#### [EXERCISE BRIEF]
Scan the records for the string "maximum"; copy each line where it occurs.

#### [DATA ROWS]
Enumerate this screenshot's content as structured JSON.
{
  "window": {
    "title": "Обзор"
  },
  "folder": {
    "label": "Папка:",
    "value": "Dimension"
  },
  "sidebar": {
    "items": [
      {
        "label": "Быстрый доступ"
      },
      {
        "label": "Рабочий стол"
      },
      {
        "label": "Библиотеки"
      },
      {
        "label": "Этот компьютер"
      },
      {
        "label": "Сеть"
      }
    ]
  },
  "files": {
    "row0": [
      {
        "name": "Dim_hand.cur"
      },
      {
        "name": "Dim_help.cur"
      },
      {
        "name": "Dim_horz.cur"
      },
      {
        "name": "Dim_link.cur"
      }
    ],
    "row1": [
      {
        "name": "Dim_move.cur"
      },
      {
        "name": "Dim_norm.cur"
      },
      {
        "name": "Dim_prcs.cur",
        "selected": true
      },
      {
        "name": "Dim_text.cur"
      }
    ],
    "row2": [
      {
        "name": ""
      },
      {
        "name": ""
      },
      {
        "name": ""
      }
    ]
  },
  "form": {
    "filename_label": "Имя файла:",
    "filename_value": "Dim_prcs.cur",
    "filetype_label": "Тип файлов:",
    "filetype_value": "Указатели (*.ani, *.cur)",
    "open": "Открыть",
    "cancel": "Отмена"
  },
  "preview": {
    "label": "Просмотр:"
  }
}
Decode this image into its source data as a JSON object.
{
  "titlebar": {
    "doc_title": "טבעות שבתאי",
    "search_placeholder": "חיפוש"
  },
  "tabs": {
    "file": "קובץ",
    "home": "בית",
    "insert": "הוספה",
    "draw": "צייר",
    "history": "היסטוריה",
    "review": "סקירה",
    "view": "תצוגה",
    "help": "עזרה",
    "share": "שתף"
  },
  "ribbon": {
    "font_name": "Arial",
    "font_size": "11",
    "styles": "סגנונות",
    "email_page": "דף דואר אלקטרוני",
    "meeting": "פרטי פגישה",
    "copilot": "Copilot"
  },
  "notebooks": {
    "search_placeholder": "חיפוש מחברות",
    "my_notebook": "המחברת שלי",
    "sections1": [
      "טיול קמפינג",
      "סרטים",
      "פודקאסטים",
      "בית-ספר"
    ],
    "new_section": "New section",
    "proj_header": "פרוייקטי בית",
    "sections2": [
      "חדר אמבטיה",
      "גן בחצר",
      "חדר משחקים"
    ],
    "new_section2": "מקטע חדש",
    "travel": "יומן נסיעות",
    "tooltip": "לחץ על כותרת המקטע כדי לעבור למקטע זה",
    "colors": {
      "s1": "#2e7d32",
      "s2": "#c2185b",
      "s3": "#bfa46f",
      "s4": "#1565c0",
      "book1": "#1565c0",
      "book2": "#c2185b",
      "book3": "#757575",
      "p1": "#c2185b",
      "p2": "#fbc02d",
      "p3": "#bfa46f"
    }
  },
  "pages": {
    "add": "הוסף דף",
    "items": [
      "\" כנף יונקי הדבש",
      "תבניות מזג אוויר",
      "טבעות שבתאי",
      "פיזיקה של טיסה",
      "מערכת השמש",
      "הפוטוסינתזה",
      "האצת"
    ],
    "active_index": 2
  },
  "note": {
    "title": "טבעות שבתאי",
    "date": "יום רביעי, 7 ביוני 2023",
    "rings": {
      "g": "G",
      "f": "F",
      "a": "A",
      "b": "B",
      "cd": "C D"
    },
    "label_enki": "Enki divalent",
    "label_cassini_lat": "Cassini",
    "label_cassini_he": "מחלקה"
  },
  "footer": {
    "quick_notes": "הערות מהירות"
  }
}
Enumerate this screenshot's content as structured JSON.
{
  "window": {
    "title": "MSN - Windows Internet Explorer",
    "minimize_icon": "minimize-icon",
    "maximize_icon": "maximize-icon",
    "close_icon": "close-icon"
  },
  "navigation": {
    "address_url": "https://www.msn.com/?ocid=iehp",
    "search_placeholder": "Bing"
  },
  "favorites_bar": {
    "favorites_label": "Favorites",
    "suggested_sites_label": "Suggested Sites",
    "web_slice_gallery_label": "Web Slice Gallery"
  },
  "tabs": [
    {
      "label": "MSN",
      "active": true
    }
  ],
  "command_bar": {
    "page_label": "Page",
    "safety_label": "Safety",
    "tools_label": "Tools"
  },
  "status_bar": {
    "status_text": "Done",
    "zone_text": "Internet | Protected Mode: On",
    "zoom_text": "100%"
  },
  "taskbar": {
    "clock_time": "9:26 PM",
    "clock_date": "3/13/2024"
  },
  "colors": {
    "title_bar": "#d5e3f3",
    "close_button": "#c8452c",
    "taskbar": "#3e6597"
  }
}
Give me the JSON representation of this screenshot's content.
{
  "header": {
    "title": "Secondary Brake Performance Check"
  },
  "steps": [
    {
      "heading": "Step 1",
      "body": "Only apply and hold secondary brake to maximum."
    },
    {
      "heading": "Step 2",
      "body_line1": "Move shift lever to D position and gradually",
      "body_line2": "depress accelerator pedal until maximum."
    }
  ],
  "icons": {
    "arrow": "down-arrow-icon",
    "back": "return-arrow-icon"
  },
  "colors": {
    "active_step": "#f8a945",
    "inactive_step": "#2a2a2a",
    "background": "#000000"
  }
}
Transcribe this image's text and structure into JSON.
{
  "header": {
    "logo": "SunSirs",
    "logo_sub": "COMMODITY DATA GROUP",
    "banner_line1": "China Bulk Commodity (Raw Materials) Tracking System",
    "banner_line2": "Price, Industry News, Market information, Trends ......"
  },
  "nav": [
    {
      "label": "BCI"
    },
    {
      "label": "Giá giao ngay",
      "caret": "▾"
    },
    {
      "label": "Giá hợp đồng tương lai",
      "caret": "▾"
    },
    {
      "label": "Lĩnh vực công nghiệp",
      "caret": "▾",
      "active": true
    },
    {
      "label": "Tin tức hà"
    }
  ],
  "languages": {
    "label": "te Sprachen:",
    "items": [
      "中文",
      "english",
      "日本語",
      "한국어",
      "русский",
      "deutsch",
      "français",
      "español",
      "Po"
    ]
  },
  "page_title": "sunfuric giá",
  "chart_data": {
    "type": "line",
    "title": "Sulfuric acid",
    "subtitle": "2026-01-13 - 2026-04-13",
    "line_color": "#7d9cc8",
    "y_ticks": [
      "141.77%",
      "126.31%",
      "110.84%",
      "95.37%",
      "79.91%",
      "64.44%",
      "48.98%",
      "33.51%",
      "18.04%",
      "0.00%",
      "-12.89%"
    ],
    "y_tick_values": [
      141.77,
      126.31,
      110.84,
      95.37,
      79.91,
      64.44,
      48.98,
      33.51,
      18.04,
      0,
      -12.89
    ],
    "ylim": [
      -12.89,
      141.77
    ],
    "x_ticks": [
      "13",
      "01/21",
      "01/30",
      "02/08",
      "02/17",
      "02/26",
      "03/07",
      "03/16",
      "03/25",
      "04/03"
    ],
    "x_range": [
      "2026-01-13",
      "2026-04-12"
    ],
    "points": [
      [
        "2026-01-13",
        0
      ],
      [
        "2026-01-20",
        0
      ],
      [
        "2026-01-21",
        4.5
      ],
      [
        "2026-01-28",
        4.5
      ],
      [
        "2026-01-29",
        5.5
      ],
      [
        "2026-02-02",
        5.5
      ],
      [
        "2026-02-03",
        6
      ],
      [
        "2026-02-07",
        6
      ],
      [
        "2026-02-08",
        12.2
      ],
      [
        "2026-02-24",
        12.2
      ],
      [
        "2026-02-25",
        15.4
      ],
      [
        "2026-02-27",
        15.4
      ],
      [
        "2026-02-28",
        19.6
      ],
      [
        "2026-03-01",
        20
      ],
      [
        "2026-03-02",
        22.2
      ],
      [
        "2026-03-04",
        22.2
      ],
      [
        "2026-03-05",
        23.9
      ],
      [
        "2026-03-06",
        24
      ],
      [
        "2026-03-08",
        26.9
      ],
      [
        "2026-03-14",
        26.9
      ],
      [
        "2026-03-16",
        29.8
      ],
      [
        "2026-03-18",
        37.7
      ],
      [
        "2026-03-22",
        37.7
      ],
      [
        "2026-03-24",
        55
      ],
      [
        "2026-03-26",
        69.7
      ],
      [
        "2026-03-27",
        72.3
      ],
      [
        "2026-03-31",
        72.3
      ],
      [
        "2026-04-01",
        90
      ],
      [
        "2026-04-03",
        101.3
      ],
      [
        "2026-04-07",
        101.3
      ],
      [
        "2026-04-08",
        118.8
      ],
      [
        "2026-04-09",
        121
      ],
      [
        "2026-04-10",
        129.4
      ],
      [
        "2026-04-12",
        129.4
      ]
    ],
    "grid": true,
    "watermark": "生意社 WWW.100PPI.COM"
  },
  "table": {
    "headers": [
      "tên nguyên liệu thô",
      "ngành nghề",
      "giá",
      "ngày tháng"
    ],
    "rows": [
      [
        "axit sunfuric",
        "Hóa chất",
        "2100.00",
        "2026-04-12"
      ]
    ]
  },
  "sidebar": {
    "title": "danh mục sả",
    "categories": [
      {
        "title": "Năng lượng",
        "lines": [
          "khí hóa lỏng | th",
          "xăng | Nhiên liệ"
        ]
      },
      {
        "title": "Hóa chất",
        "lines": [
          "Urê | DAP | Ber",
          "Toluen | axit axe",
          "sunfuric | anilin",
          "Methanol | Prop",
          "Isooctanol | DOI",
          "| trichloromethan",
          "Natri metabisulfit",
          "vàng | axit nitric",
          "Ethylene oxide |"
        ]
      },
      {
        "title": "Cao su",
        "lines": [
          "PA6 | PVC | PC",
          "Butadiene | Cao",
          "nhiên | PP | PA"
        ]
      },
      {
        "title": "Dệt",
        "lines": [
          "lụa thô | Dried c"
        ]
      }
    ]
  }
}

#### [COMPLETE ANSWER]
      "body": "Only apply and hold secondary brake to maximum."
      "body_line2": "depress accelerator pedal until maximum."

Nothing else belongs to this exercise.